Search the records for the word "Irradiance" and pick out every line that has it.

Start of Entries supplied

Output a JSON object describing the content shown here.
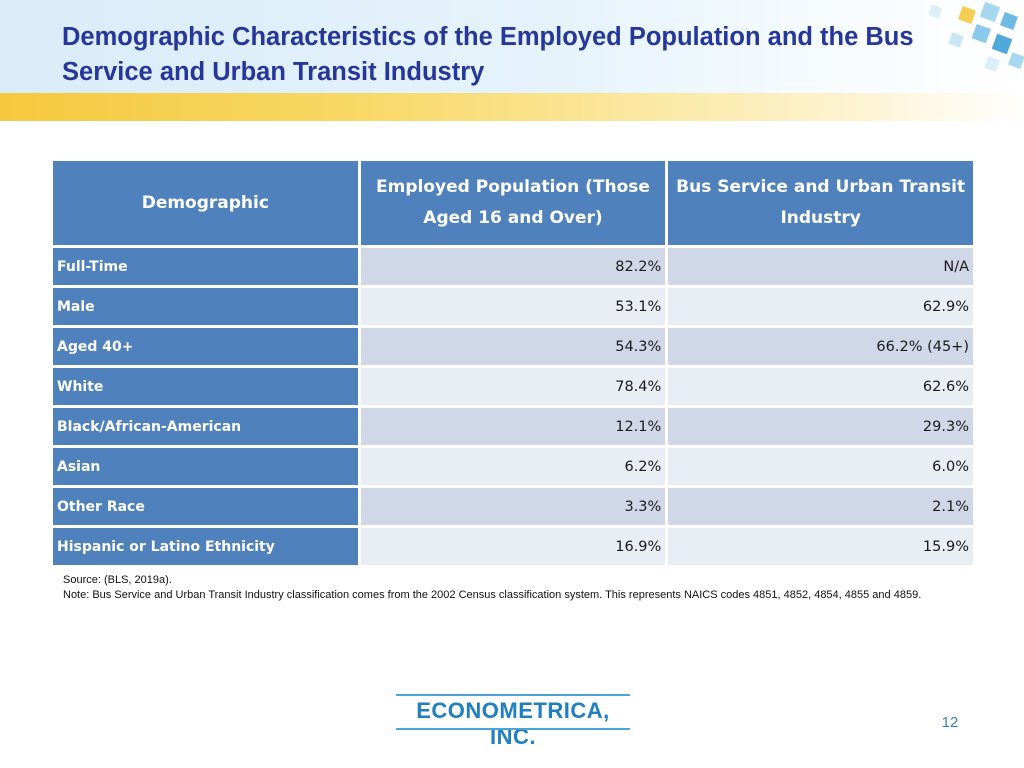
{
  "slide": {
    "title": "Demographic Characteristics of the Employed Population and the Bus Service and Urban Transit Industry",
    "page_number": "12"
  },
  "table": {
    "headers": [
      "Demographic",
      "Employed Population (Those Aged 16 and Over)",
      "Bus Service and Urban Transit Industry"
    ],
    "rows": [
      {
        "label": "Full-Time",
        "employed": "82.2%",
        "transit": "N/A"
      },
      {
        "label": "Male",
        "employed": "53.1%",
        "transit": "62.9%"
      },
      {
        "label": "Aged 40+",
        "employed": "54.3%",
        "transit": "66.2% (45+)"
      },
      {
        "label": "White",
        "employed": "78.4%",
        "transit": "62.6%"
      },
      {
        "label": "Black/African-American",
        "employed": "12.1%",
        "transit": "29.3%"
      },
      {
        "label": "Asian",
        "employed": "6.2%",
        "transit": "6.0%"
      },
      {
        "label": "Other Race",
        "employed": "3.3%",
        "transit": "2.1%"
      },
      {
        "label": "Hispanic or Latino Ethnicity",
        "employed": "16.9%",
        "transit": "15.9%"
      }
    ]
  },
  "notes": {
    "source": "Source: (BLS, 2019a).",
    "note": "Note: Bus Service and Urban Transit Industry classification comes from the 2002 Census classification system. This represents NAICS codes 4851, 4852, 4854, 4855 and 4859."
  },
  "logo": {
    "text": "ECONOMETRICA, INC."
  },
  "colors": {
    "title": "#27369a",
    "header_fill": "#4f81bd",
    "row_fill_odd": "#d0d8e8",
    "row_fill_even": "#e9edf4",
    "accent_yellow": "#f5c93e",
    "logo": "#1f7fc0"
  }
}
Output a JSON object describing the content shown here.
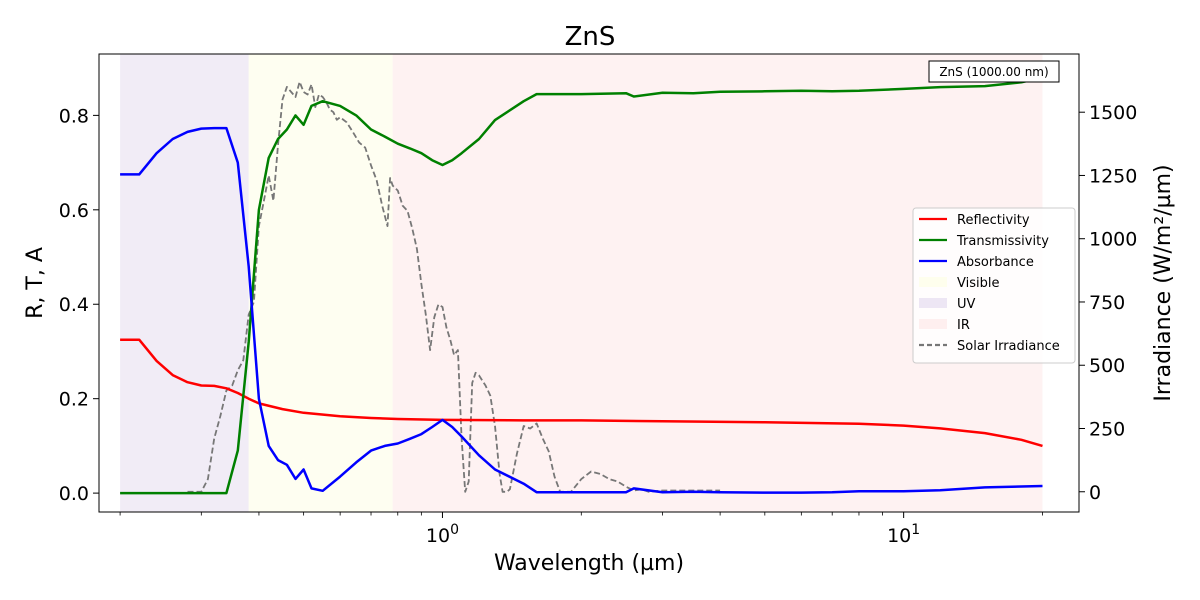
{
  "chart_data": {
    "type": "line",
    "title": "ZnS",
    "xlabel": "Wavelength (µm)",
    "ylabel": "R, T, A",
    "ylabel_right": "Irradiance (W/m²/µm)",
    "x_scale": "log",
    "xlim": [
      0.18,
      24
    ],
    "ylim": [
      -0.04,
      0.93
    ],
    "ylim_right": [
      -80,
      1730
    ],
    "x_tick_values": [
      1,
      10
    ],
    "x_tick_labels": [
      "10^0",
      "10^1"
    ],
    "y_tick_values": [
      0.0,
      0.2,
      0.4,
      0.6,
      0.8
    ],
    "y_tick_labels": [
      "0.0",
      "0.2",
      "0.4",
      "0.6",
      "0.8"
    ],
    "y_right_tick_values": [
      0,
      250,
      500,
      750,
      1000,
      1250,
      1500
    ],
    "y_right_tick_labels": [
      "0",
      "250",
      "500",
      "750",
      "1000",
      "1250",
      "1500"
    ],
    "annotation": "ZnS (1000.00 nm)",
    "grid": false,
    "legend_placement": "center-right",
    "bands": [
      {
        "name": "UV",
        "x": [
          0.2,
          0.38
        ],
        "color": "#e6dcef"
      },
      {
        "name": "Visible",
        "x": [
          0.38,
          0.78
        ],
        "color": "#fdfde6"
      },
      {
        "name": "IR",
        "x": [
          0.78,
          20
        ],
        "color": "#fde8e8"
      }
    ],
    "series": [
      {
        "name": "Reflectivity",
        "color": "#ff0000",
        "axis": "left",
        "style": "solid",
        "x": [
          0.2,
          0.22,
          0.24,
          0.26,
          0.28,
          0.3,
          0.32,
          0.34,
          0.36,
          0.38,
          0.4,
          0.45,
          0.5,
          0.6,
          0.7,
          0.8,
          1.0,
          1.5,
          2,
          3,
          5,
          8,
          10,
          12,
          15,
          18,
          20
        ],
        "y": [
          0.325,
          0.325,
          0.28,
          0.25,
          0.235,
          0.228,
          0.227,
          0.222,
          0.212,
          0.2,
          0.19,
          0.178,
          0.17,
          0.163,
          0.159,
          0.157,
          0.155,
          0.154,
          0.154,
          0.152,
          0.15,
          0.147,
          0.143,
          0.137,
          0.127,
          0.113,
          0.1
        ]
      },
      {
        "name": "Transmissivity",
        "color": "#008000",
        "axis": "left",
        "style": "solid",
        "x": [
          0.2,
          0.22,
          0.24,
          0.26,
          0.28,
          0.3,
          0.32,
          0.34,
          0.36,
          0.38,
          0.4,
          0.42,
          0.44,
          0.46,
          0.48,
          0.5,
          0.52,
          0.55,
          0.6,
          0.65,
          0.7,
          0.75,
          0.8,
          0.85,
          0.9,
          0.95,
          1.0,
          1.05,
          1.1,
          1.2,
          1.3,
          1.5,
          1.6,
          2.0,
          2.5,
          2.6,
          3,
          3.5,
          4,
          5,
          6,
          7,
          8,
          10,
          12,
          15,
          18,
          20
        ],
        "y": [
          0.0,
          0.0,
          0.0,
          0.0,
          0.0,
          0.0,
          0.0,
          0.0,
          0.09,
          0.32,
          0.6,
          0.71,
          0.75,
          0.77,
          0.8,
          0.78,
          0.82,
          0.83,
          0.82,
          0.8,
          0.77,
          0.755,
          0.74,
          0.73,
          0.72,
          0.705,
          0.695,
          0.705,
          0.72,
          0.75,
          0.79,
          0.83,
          0.845,
          0.845,
          0.847,
          0.84,
          0.848,
          0.847,
          0.85,
          0.851,
          0.852,
          0.851,
          0.852,
          0.856,
          0.86,
          0.862,
          0.87,
          0.88
        ]
      },
      {
        "name": "Absorbance",
        "color": "#0000ff",
        "axis": "left",
        "style": "solid",
        "x": [
          0.2,
          0.22,
          0.24,
          0.26,
          0.28,
          0.3,
          0.32,
          0.34,
          0.36,
          0.38,
          0.4,
          0.42,
          0.44,
          0.46,
          0.48,
          0.5,
          0.52,
          0.55,
          0.6,
          0.65,
          0.7,
          0.75,
          0.8,
          0.85,
          0.9,
          0.95,
          1.0,
          1.05,
          1.1,
          1.2,
          1.3,
          1.5,
          1.6,
          2.0,
          2.5,
          2.6,
          3,
          3.5,
          4,
          5,
          6,
          7,
          8,
          10,
          12,
          15,
          18,
          20
        ],
        "y": [
          0.675,
          0.675,
          0.72,
          0.75,
          0.765,
          0.772,
          0.773,
          0.773,
          0.7,
          0.48,
          0.2,
          0.1,
          0.07,
          0.06,
          0.03,
          0.05,
          0.01,
          0.005,
          0.035,
          0.065,
          0.09,
          0.1,
          0.105,
          0.115,
          0.125,
          0.14,
          0.155,
          0.14,
          0.12,
          0.08,
          0.05,
          0.02,
          0.002,
          0.002,
          0.002,
          0.01,
          0.002,
          0.003,
          0.002,
          0.001,
          0.001,
          0.002,
          0.004,
          0.004,
          0.006,
          0.012,
          0.014,
          0.015
        ]
      },
      {
        "name": "Solar Irradiance",
        "color": "#777777",
        "axis": "right",
        "style": "dashed",
        "x": [
          0.28,
          0.3,
          0.31,
          0.32,
          0.33,
          0.34,
          0.35,
          0.36,
          0.37,
          0.38,
          0.39,
          0.4,
          0.41,
          0.42,
          0.43,
          0.44,
          0.45,
          0.46,
          0.47,
          0.48,
          0.49,
          0.5,
          0.51,
          0.52,
          0.53,
          0.54,
          0.55,
          0.56,
          0.57,
          0.58,
          0.59,
          0.6,
          0.62,
          0.64,
          0.66,
          0.68,
          0.7,
          0.72,
          0.74,
          0.76,
          0.77,
          0.78,
          0.8,
          0.82,
          0.84,
          0.86,
          0.88,
          0.9,
          0.92,
          0.94,
          0.96,
          0.98,
          1.0,
          1.02,
          1.04,
          1.06,
          1.08,
          1.1,
          1.12,
          1.14,
          1.16,
          1.18,
          1.2,
          1.24,
          1.27,
          1.3,
          1.33,
          1.35,
          1.38,
          1.4,
          1.45,
          1.5,
          1.55,
          1.6,
          1.65,
          1.7,
          1.75,
          1.8,
          1.85,
          1.9,
          2.0,
          2.1,
          2.2,
          2.3,
          2.4,
          2.5,
          2.6,
          2.7,
          2.8,
          3.0,
          3.5,
          4.0
        ],
        "y": [
          0,
          0,
          50,
          210,
          300,
          400,
          420,
          480,
          520,
          700,
          750,
          1050,
          1150,
          1250,
          1150,
          1370,
          1550,
          1600,
          1580,
          1560,
          1620,
          1580,
          1570,
          1610,
          1520,
          1570,
          1560,
          1540,
          1510,
          1500,
          1470,
          1480,
          1460,
          1420,
          1380,
          1360,
          1290,
          1230,
          1130,
          1050,
          1240,
          1210,
          1190,
          1130,
          1110,
          1040,
          960,
          820,
          700,
          560,
          690,
          740,
          730,
          650,
          600,
          540,
          560,
          210,
          0,
          40,
          430,
          470,
          460,
          420,
          380,
          260,
          70,
          0,
          0,
          10,
          150,
          260,
          250,
          270,
          210,
          160,
          60,
          0,
          0,
          0,
          50,
          80,
          70,
          50,
          40,
          20,
          5,
          10,
          0,
          5,
          5,
          5
        ]
      }
    ],
    "legend": [
      "Reflectivity",
      "Transmissivity",
      "Absorbance",
      "Visible",
      "UV",
      "IR",
      "Solar Irradiance"
    ]
  }
}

End of Entries supplied

## Worked answer
    "ylabel_right": "Irradiance (W/m²/µm)",
        "name": "Solar Irradiance",
      "Solar Irradiance"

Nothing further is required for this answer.